# [THE EXERCISE]
Where a line contains the word "device", copy that line.

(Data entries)
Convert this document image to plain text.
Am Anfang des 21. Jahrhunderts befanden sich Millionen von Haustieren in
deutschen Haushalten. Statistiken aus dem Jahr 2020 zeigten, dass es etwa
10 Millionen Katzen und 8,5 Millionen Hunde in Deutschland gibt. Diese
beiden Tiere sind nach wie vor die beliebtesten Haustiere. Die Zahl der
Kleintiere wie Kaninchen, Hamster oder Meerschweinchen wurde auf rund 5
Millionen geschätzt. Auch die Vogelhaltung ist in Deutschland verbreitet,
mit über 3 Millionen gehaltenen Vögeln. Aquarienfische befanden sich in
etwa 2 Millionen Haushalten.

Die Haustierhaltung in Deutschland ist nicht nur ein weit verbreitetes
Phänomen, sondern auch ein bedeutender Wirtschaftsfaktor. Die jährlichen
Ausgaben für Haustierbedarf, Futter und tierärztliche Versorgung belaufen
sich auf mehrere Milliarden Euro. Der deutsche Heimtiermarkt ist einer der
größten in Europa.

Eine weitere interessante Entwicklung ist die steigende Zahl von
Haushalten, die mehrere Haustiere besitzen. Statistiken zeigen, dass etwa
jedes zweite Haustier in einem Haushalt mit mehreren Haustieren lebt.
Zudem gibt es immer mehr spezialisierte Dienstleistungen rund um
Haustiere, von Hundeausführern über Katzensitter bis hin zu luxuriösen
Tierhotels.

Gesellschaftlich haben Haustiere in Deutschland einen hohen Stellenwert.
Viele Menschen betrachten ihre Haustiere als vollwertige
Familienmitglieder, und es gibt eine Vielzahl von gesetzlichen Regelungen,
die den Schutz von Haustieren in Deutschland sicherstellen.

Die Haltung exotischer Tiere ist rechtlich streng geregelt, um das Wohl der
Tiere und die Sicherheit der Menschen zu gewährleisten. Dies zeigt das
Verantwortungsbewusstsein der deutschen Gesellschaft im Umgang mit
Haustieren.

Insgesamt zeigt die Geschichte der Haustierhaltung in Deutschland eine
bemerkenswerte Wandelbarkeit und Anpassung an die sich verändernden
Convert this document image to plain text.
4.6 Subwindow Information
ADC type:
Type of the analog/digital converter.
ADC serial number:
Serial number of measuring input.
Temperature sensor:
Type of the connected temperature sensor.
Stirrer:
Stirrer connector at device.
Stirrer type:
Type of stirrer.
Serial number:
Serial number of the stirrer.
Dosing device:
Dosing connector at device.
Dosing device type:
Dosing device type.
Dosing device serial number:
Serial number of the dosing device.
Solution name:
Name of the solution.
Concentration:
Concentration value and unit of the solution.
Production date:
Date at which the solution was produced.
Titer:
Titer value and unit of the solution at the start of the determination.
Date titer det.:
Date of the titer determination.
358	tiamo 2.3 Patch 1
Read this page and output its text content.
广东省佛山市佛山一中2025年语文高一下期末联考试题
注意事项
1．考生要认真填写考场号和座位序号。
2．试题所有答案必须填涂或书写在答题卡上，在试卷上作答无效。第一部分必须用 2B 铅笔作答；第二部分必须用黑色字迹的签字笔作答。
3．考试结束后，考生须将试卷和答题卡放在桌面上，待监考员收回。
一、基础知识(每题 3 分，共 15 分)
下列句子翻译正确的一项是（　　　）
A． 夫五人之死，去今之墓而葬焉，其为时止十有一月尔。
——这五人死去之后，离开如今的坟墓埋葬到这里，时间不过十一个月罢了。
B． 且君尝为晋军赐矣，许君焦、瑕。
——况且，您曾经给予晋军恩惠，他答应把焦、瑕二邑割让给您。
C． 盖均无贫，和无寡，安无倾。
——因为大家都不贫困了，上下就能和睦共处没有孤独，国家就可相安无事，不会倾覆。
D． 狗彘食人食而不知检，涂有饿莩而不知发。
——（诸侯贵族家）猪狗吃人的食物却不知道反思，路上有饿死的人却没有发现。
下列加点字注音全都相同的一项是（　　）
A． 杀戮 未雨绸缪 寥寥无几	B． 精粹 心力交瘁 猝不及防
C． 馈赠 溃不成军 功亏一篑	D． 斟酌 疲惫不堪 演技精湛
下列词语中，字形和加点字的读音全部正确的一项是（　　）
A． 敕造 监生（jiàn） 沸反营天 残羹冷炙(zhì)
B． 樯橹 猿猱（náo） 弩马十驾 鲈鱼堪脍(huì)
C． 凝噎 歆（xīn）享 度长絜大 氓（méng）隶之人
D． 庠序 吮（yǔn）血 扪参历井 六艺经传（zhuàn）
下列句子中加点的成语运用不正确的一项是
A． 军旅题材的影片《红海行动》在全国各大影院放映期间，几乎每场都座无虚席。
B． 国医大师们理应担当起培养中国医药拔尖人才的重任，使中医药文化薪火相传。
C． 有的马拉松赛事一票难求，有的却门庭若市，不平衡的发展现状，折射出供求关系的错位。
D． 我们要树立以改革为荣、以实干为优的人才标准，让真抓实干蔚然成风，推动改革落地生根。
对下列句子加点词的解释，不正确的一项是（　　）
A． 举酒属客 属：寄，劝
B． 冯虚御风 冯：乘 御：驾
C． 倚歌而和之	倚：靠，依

# [FINAL RESULT]
Stirrer connector at device.
Dosing device:
Dosing connector at device.
Dosing device type:
Dosing device type.
Dosing device serial number:
Serial number of the dosing device.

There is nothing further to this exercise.